EXERCISE AIM:
Extract every line from the records below that contains the word "image".

+--

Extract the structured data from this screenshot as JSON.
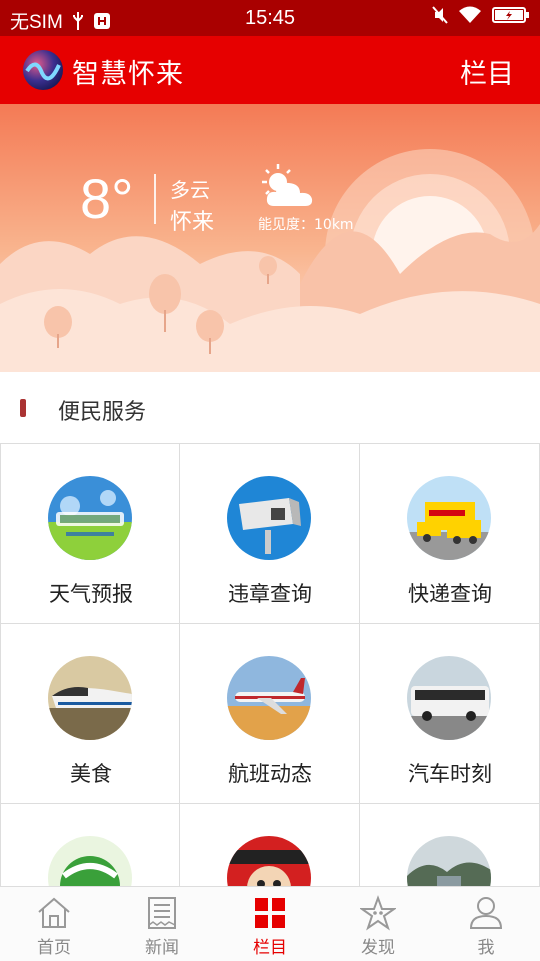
{
  "status_bar": {
    "carrier": "无SIM",
    "time": "15:45"
  },
  "header": {
    "app_title": "智慧怀来",
    "columns_label": "栏目"
  },
  "weather": {
    "temperature": "8°",
    "condition": "多云",
    "city": "怀来",
    "visibility": "能见度：10km",
    "icon": "partly-cloudy-icon"
  },
  "section": {
    "title": "便民服务"
  },
  "services": [
    {
      "label": "天气预报",
      "icon": "weather-forecast-image"
    },
    {
      "label": "违章查询",
      "icon": "traffic-camera-image"
    },
    {
      "label": "快递查询",
      "icon": "delivery-truck-image"
    },
    {
      "label": "美食",
      "icon": "bullet-train-image"
    },
    {
      "label": "航班动态",
      "icon": "airplane-image"
    },
    {
      "label": "汽车时刻",
      "icon": "bus-image"
    },
    {
      "label": "",
      "icon": "health-globe-image"
    },
    {
      "label": "",
      "icon": "cartoon-image"
    },
    {
      "label": "",
      "icon": "scenery-image"
    }
  ],
  "tabs": [
    {
      "label": "首页",
      "icon": "home-icon",
      "active": false
    },
    {
      "label": "新闻",
      "icon": "news-icon",
      "active": false
    },
    {
      "label": "栏目",
      "icon": "grid-icon",
      "active": true
    },
    {
      "label": "发现",
      "icon": "star-icon",
      "active": false
    },
    {
      "label": "我",
      "icon": "user-icon",
      "active": false
    }
  ],
  "colors": {
    "header_red": "#e60000",
    "status_red": "#a90000",
    "banner_orange": "#f47a55",
    "tab_active": "#e60000"
  }
}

+--

TASK SOLUTION:
      "icon": "weather-forecast-image"
      "icon": "traffic-camera-image"
      "icon": "delivery-truck-image"
      "icon": "bullet-train-image"
      "icon": "airplane-image"
      "icon": "bus-image"
      "icon": "health-globe-image"
      "icon": "cartoon-image"
      "icon": "scenery-image"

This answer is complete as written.